START TASK MATERIAL
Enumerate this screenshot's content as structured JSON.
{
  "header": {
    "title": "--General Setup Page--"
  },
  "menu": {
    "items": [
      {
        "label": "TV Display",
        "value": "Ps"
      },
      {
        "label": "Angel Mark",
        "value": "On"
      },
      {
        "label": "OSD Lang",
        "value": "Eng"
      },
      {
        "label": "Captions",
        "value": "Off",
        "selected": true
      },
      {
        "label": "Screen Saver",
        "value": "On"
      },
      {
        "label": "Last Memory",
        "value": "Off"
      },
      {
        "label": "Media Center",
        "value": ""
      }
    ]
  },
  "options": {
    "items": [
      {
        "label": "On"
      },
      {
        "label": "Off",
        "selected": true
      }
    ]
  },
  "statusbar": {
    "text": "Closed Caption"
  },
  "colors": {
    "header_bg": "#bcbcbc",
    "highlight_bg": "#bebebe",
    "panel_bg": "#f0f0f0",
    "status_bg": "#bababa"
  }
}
END TASK MATERIAL
OBJECTIVE: Return each line in the records that holds the string "value".

EXERCISE SOLUTION:
        "value": "Ps"
        "value": "On"
        "value": "Eng"
        "value": "Off",
        "value": "On"
        "value": "Off"
        "value": ""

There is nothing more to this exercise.